§ **TASK DIRECTIONS**: Pull out every line with the word "Create" from the entries below.

--------------------------------

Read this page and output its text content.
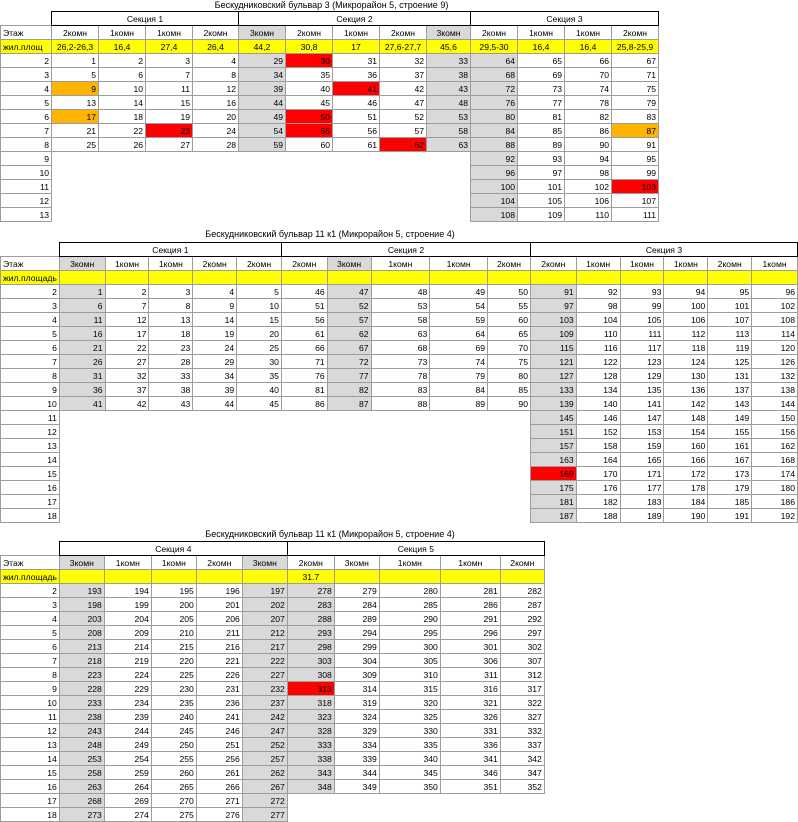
Бескудниковский бульвар 3 (Микрорайон 5, строение 9)
	Секция 1				Секция 2					Секция 3			
Этаж	2комн	1комн	1комн	2комн	3комн	2комн	1комн	2комн	3комн	2комн	1комн	1комн	2комн
жил.площ	26,2-26,3	16,4	27,4	26,4	44,2	30,8	17	27,6-27,7	45,6	29,5-30	16,4	16,4	25,8-25,9
2	1	2	3	4	29	30	31	32	33	64	65	66	67
3	5	6	7	8	34	35	36	37	38	68	69	70	71
4	9	10	11	12	39	40	41	42	43	72	73	74	75
5	13	14	15	16	44	45	46	47	48	76	77	78	79
6	17	18	19	20	49	50	51	52	53	80	81	82	83
7	21	22	23	24	54	55	56	57	58	84	85	86	87
8	25	26	27	28	59	60	61	62	63	88	89	90	91
9										92	93	94	95
10										96	97	98	99
11										100	101	102	103
12										104	105	106	107
13										108	109	110	111
Бескудниковский бульвар 11 к1 (Микрорайон 5, строение 4)
	Секция 1					Секция 2					Секция 3					
Этаж	3комн	1комн	1комн	2комн	2комн	2комн	3комн	1комн	1комн	2комн	2комн	1комн	1комн	1комн	2комн	1комн
жил.площадь																
2	1	2	3	4	5	46	47	48	49	50	91	92	93	94	95	96
3	6	7	8	9	10	51	52	53	54	55	97	98	99	100	101	102
4	11	12	13	14	15	56	57	58	59	60	103	104	105	106	107	108
5	16	17	18	19	20	61	62	63	64	65	109	110	111	112	113	114
6	21	22	23	24	25	66	67	68	69	70	115	116	117	118	119	120
7	26	27	28	29	30	71	72	73	74	75	121	122	123	124	125	126
8	31	32	33	34	35	76	77	78	79	80	127	128	129	130	131	132
9	36	37	38	39	40	81	82	83	84	85	133	134	135	136	137	138
10	41	42	43	44	45	86	87	88	89	90	139	140	141	142	143	144
11											145	146	147	148	149	150
12											151	152	153	154	155	156
13											157	158	159	160	161	162
14											163	164	165	166	167	168
15											169	170	171	172	173	174
16											175	176	177	178	179	180
17											181	182	183	184	185	186
18											187	188	189	190	191	192
Бескудниковский бульвар 11 к1 (Микрорайон 5, строение 4)
	Секция 4					Секция 5				
Этаж	3комн	1комн	1комн	2комн	3комн	2комн	3комн	1комн	1комн	2комн
жил.площадь						31.7				
2	193	194	195	196	197	278	279	280	281	282
3	198	199	200	201	202	283	284	285	286	287
4	203	204	205	206	207	288	289	290	291	292
5	208	209	210	211	212	293	294	295	296	297
6	213	214	215	216	217	298	299	300	301	302
7	218	219	220	221	222	303	304	305	306	307
8	223	224	225	226	227	308	309	310	311	312
9	228	229	230	231	232	313	314	315	316	317
10	233	234	235	236	237	318	319	320	321	322
11	238	239	240	241	242	323	324	325	326	327
12	243	244	245	246	247	328	329	330	331	332
13	248	249	250	251	252	333	334	335	336	337
14	253	254	255	256	257	338	339	340	341	342
15	258	259	260	261	262	343	344	345	346	347
16	263	264	265	266	267	348	349	350	351	352
17	268	269	270	271	272					
18	273	274	275	276	277					
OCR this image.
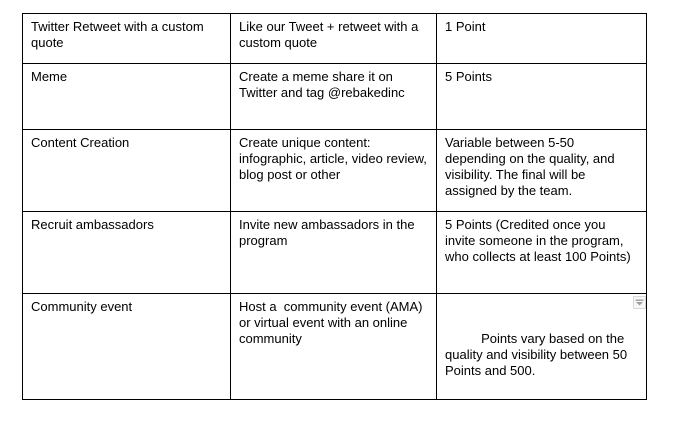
Twitter Retweet with a custom quote	Like our Tweet + retweet with a custom quote	1 Point
Meme	Create a meme share it on Twitter and tag @rebakedinc	5 Points
Content Creation	Create unique content: infographic, article, video review, blog post or other	Variable between 5-50 depending on the quality, and visibility. The final will be assigned by the team.
Recruit ambassadors	Invite new ambassadors in the program	5 Points (Credited once you invite someone in the program, who collects at least 100 Points)
Community event	Host a  community event (AMA) or virtual event with an online community	Points vary based on the quality and visibility between 50 Points and 500.
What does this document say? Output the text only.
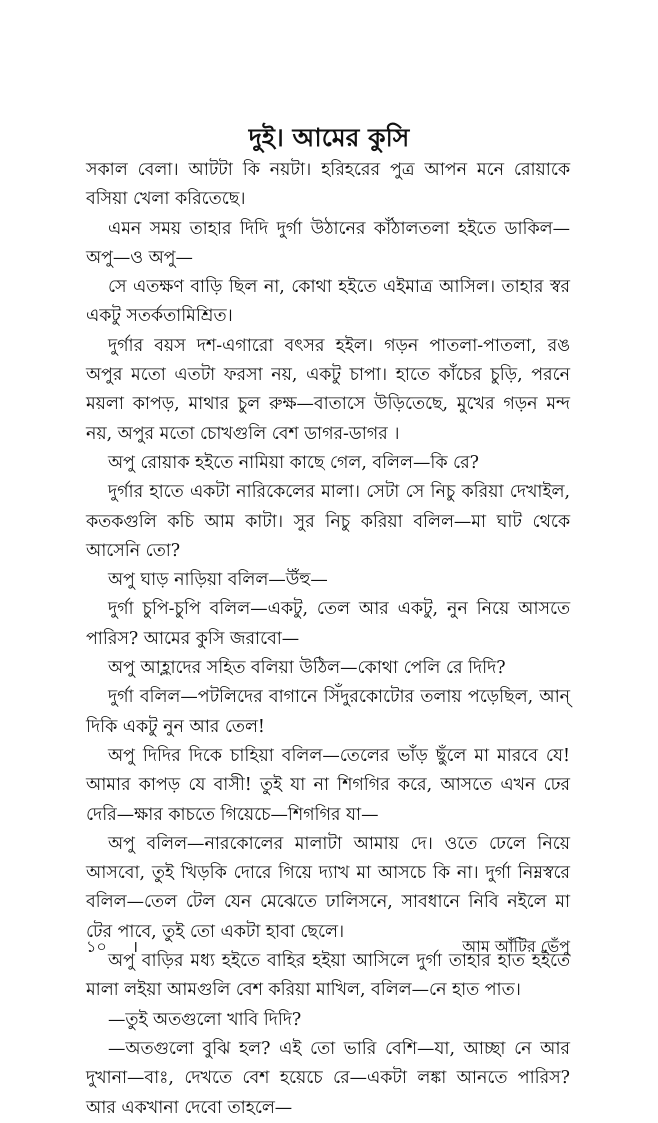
দুই। আমের কুসি

সকাল বেলা। আটটা কি নয়টা। হরিহরের পুত্র আপন মনে রোয়াকে বসিয়া খেলা করিতেছে।

এমন সময় তাহার দিদি দুর্গা উঠানের কাঁঠালতলা হইতে ডাকিল—অপু—ও অপু—

সে এতক্ষণ বাড়ি ছিল না, কোথা হইতে এইমাত্র আসিল। তাহার স্বর একটু সতর্কতামিশ্রিত।

দুর্গার বয়স দশ-এগারো বৎসর হইল। গড়ন পাতলা-পাতলা, রঙ অপুর মতো এতটা ফরসা নয়, একটু চাপা। হাতে কাঁচের চুড়ি, পরনে ময়লা কাপড়, মাথার চুল রুক্ষ—বাতাসে উড়িতেছে, মুখের গড়ন মন্দ নয়, অপুর মতো চোখগুলি বেশ ডাগর-ডাগর ।

অপু রোয়াক হইতে নামিয়া কাছে গেল, বলিল—কি রে?

দুর্গার হাতে একটা নারিকেলের মালা। সেটা সে নিচু করিয়া দেখাইল, কতকগুলি কচি আম কাটা। সুর নিচু করিয়া বলিল—মা ঘাট থেকে আসেনি তো?

অপু ঘাড় নাড়িয়া বলিল—উঁহু—

দুর্গা চুপি-চুপি বলিল—একটু, তেল আর একটু, নুন নিয়ে আসতে পারিস? আমের কুসি জরাবো—

অপু আহ্লাদের সহিত বলিয়া উঠিল—কোথা পেলি রে দিদি?

দুর্গা বলিল—পটলিদের বাগানে সিঁদুরকোটোর তলায় পড়েছিল, আন্ দিকি একটু নুন আর তেল!

অপু দিদির দিকে চাহিয়া বলিল—তেলের ভাঁড় ছুঁলে মা মারবে যে! আমার কাপড় যে বাসী! তুই যা না শিগগির করে, আসতে এখন ঢের দেরি—ক্ষার কাচতে গিয়েচে—শিগগির যা—

অপু বলিল—নারকোলের মালাটা আমায় দে। ওতে ঢেলে নিয়ে আসবো, তুই খিড়কি দোরে গিয়ে দ্যাখ মা আসচে কি না। দুর্গা নিম্নস্বরে বলিল—তেল টেল যেন মেঝেতে ঢালিসনে, সাবধানে নিবি নইলে মা টের পাবে, তুই তো একটা হাবা ছেলে।

অপু বাড়ির মধ্য হইতে বাহির হইয়া আসিলে দুর্গা তাহার হাত হইতে মালা লইয়া আমগুলি বেশ করিয়া মাখিল, বলিল—নে হাত পাত।

—তুই অতগুলো খাবি দিদি?

—অতগুলো বুঝি হল? এই তো ভারি বেশি—যা, আচ্ছা নে আর দুখানা—বাঃ, দেখতে বেশ হয়েচে রে—একটা লঙ্কা আনতে পারিস? আর একখানা দেবো তাহলে—

১০ ।	আম আঁটির ভেঁপু
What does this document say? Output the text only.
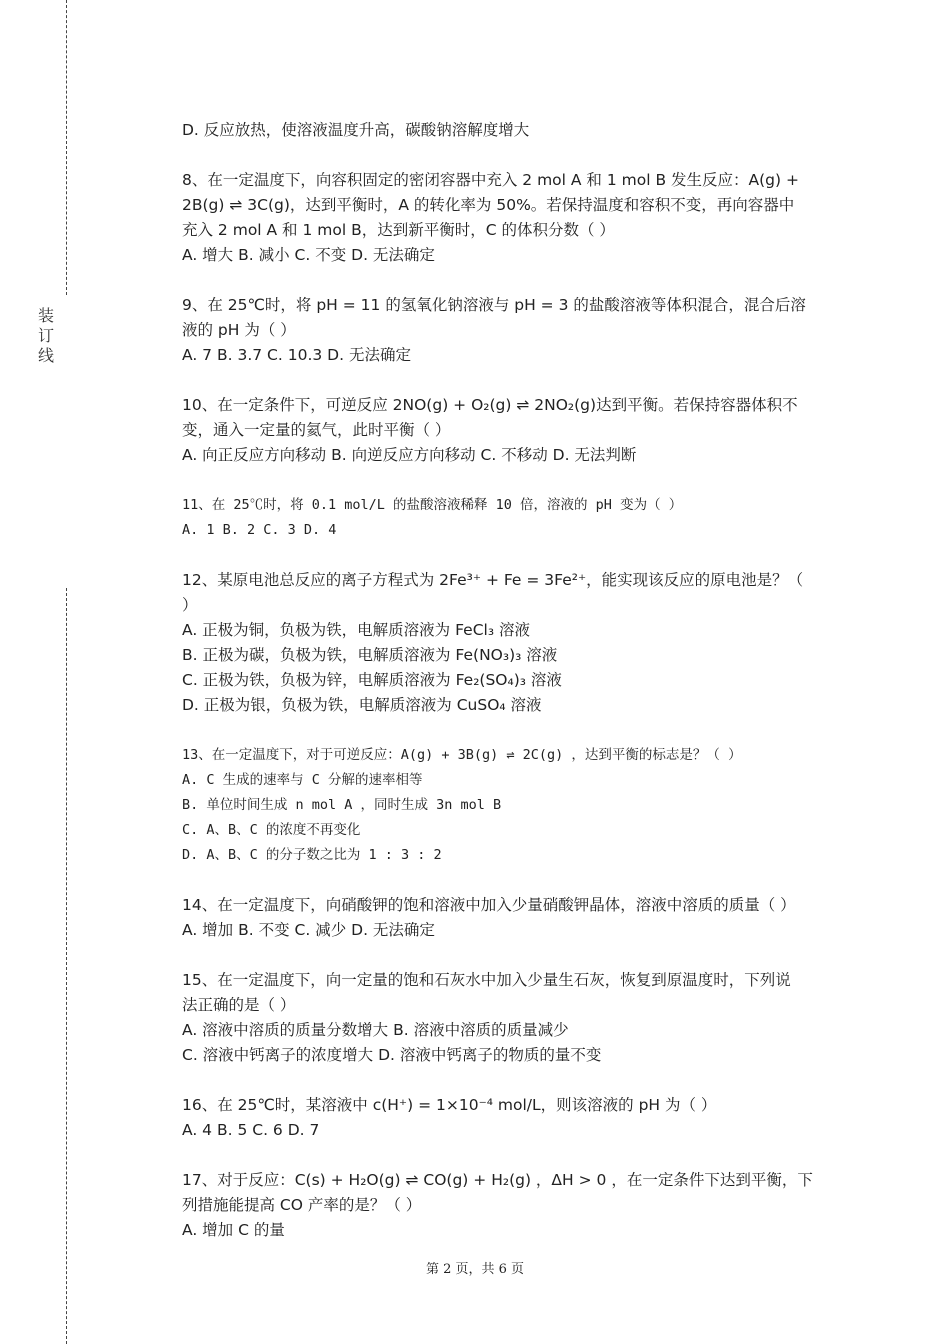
装
订
线
D. 反应放热，使溶液温度升高，碳酸钠溶解度增大
8、在一定温度下，向容积固定的密闭容器中充入 2 mol A 和 1 mol B 发生反应：A(g) +
2B(g) ⇌ 3C(g)，达到平衡时，A 的转化率为 50%。若保持温度和容积不变，再向容器中
充入 2 mol A 和 1 mol B，达到新平衡时，C 的体积分数（ ）
A. 增大 B. 减小 C. 不变 D. 无法确定
9、在 25℃时，将 pH = 11 的氢氧化钠溶液与 pH = 3 的盐酸溶液等体积混合，混合后溶
液的 pH 为（ ）
A. 7 B. 3.7 C. 10.3 D. 无法确定
10、在一定条件下，可逆反应 2NO(g) + O₂(g) ⇌ 2NO₂(g)达到平衡。若保持容器体积不
变，通入一定量的氦气，此时平衡（ ）
A. 向正反应方向移动 B. 向逆反应方向移动 C. 不移动 D. 无法判断
11、在 25℃时，将 0.1 mol/L 的盐酸溶液稀释 10 倍，溶液的 pH 变为（ ）
A. 1 B. 2 C. 3 D. 4
12、某原电池总反应的离子方程式为 2Fe³⁺ + Fe = 3Fe²⁺，能实现该反应的原电池是？（
）
A. 正极为铜，负极为铁，电解质溶液为 FeCl₃ 溶液
B. 正极为碳，负极为铁，电解质溶液为 Fe(NO₃)₃ 溶液
C. 正极为铁，负极为锌，电解质溶液为 Fe₂(SO₄)₃ 溶液
D. 正极为银，负极为铁，电解质溶液为 CuSO₄ 溶液
13、在一定温度下，对于可逆反应：A(g) + 3B(g) ⇌ 2C(g) ，达到平衡的标志是？（ ）
A. C 生成的速率与 C 分解的速率相等
B. 单位时间生成 n mol A ，同时生成 3n mol B
C. A、B、C 的浓度不再变化
D. A、B、C 的分子数之比为 1 : 3 : 2
14、在一定温度下，向硝酸钾的饱和溶液中加入少量硝酸钾晶体，溶液中溶质的质量（ ）
A. 增加 B. 不变 C. 减少 D. 无法确定
15、在一定温度下，向一定量的饱和石灰水中加入少量生石灰，恢复到原温度时，下列说
法正确的是（ ）
A. 溶液中溶质的质量分数增大 B. 溶液中溶质的质量减少
C. 溶液中钙离子的浓度增大 D. 溶液中钙离子的物质的量不变
16、在 25℃时，某溶液中 c(H⁺) = 1×10⁻⁴ mol/L，则该溶液的 pH 为（ ）
A. 4 B. 5 C. 6 D. 7
17、对于反应：C(s) + H₂O(g) ⇌ CO(g) + H₂(g) ，ΔH > 0 ，在一定条件下达到平衡，下
列措施能提高 CO 产率的是？（ ）
A. 增加 C 的量
第 2 页，共 6 页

--------------------------------

§ **RESULT OF THE TASK**:
Meme	Create a meme share it on Twitter and tag @rebakedinc	5 Points
Content Creation	Create unique content: infographic, article, video review, blog post or other	Variable between 5-50 depending on the quality, and visibility. The final will be assigned by the team.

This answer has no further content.